:: WHAT THE TASK ASKS ::
Copy the data exactly; pictures stay out of the copy.

______

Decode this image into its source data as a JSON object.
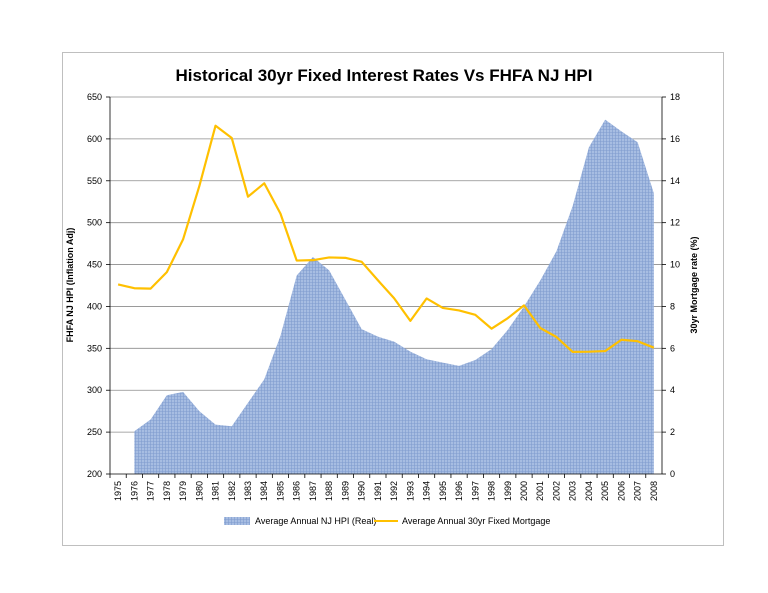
{
  "chart_data": {
    "type": "area",
    "title": "Historical 30yr Fixed Interest Rates Vs FHFA NJ HPI",
    "ylabel_left": "FHFA NJ HPI (Inflation Adj)",
    "ylabel_right": "30yr Mortgage rate (%)",
    "xlabel": "",
    "categories": [
      "1975",
      "1976",
      "1977",
      "1978",
      "1979",
      "1980",
      "1981",
      "1982",
      "1983",
      "1984",
      "1985",
      "1986",
      "1987",
      "1988",
      "1989",
      "1990",
      "1991",
      "1992",
      "1993",
      "1994",
      "1995",
      "1996",
      "1997",
      "1998",
      "1999",
      "2000",
      "2001",
      "2002",
      "2003",
      "2004",
      "2005",
      "2006",
      "2007",
      "2008"
    ],
    "ylim_left": [
      200,
      650
    ],
    "yticks_left": [
      200,
      250,
      300,
      350,
      400,
      450,
      500,
      550,
      600,
      650
    ],
    "ylim_right": [
      0,
      18
    ],
    "yticks_right": [
      0,
      2,
      4,
      6,
      8,
      10,
      12,
      14,
      16,
      18
    ],
    "grid": true,
    "legend_position": "bottom",
    "series": [
      {
        "name": "Average Annual NJ HPI (Real)",
        "kind": "area",
        "axis": "left",
        "color": "#8eaadb",
        "values": [
          null,
          251,
          265,
          294,
          298,
          275,
          259,
          257,
          285,
          313,
          365,
          437,
          459,
          443,
          408,
          373,
          364,
          358,
          346,
          337,
          333,
          329,
          336,
          349,
          372,
          400,
          431,
          466,
          520,
          590,
          623,
          609,
          596,
          535
        ]
      },
      {
        "name": "Average Annual 30yr Fixed Mortgage",
        "kind": "line",
        "axis": "right",
        "color": "#ffc000",
        "values": [
          9.05,
          8.87,
          8.85,
          9.64,
          11.2,
          13.74,
          16.63,
          16.04,
          13.24,
          13.88,
          12.43,
          10.19,
          10.21,
          10.34,
          10.32,
          10.13,
          9.25,
          8.39,
          7.31,
          8.38,
          7.93,
          7.81,
          7.6,
          6.94,
          7.44,
          8.05,
          6.97,
          6.54,
          5.83,
          5.84,
          5.87,
          6.41,
          6.34,
          6.03
        ]
      }
    ]
  }
}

______

:: RESULT ::
Decode this image into its source data as a JSON object.
{
  "chart_data": {
    "type": "area",
    "title": "Historical 30yr Fixed Interest Rates Vs FHFA NJ HPI",
    "ylabel_left": "FHFA NJ HPI (Inflation Adj)",
    "ylabel_right": "30yr Mortgage rate (%)",
    "xlabel": "",
    "categories": [
      "1975",
      "1976",
      "1977",
      "1978",
      "1979",
      "1980",
      "1981",
      "1982",
      "1983",
      "1984",
      "1985",
      "1986",
      "1987",
      "1988",
      "1989",
      "1990",
      "1991",
      "1992",
      "1993",
      "1994",
      "1995",
      "1996",
      "1997",
      "1998",
      "1999",
      "2000",
      "2001",
      "2002",
      "2003",
      "2004",
      "2005",
      "2006",
      "2007",
      "2008"
    ],
    "ylim_left": [
      200,
      650
    ],
    "yticks_left": [
      200,
      250,
      300,
      350,
      400,
      450,
      500,
      550,
      600,
      650
    ],
    "ylim_right": [
      0,
      18
    ],
    "yticks_right": [
      0,
      2,
      4,
      6,
      8,
      10,
      12,
      14,
      16,
      18
    ],
    "grid": true,
    "legend_position": "bottom",
    "series": [
      {
        "name": "Average Annual NJ HPI (Real)",
        "kind": "area",
        "axis": "left",
        "color": "#8eaadb",
        "values": [
          null,
          251,
          265,
          294,
          298,
          275,
          259,
          257,
          285,
          313,
          365,
          437,
          459,
          443,
          408,
          373,
          364,
          358,
          346,
          337,
          333,
          329,
          336,
          349,
          372,
          400,
          431,
          466,
          520,
          590,
          623,
          609,
          596,
          535
        ]
      },
      {
        "name": "Average Annual 30yr Fixed Mortgage",
        "kind": "line",
        "axis": "right",
        "color": "#ffc000",
        "values": [
          9.05,
          8.87,
          8.85,
          9.64,
          11.2,
          13.74,
          16.63,
          16.04,
          13.24,
          13.88,
          12.43,
          10.19,
          10.21,
          10.34,
          10.32,
          10.13,
          9.25,
          8.39,
          7.31,
          8.38,
          7.93,
          7.81,
          7.6,
          6.94,
          7.44,
          8.05,
          6.97,
          6.54,
          5.83,
          5.84,
          5.87,
          6.41,
          6.34,
          6.03
        ]
      }
    ]
  }
}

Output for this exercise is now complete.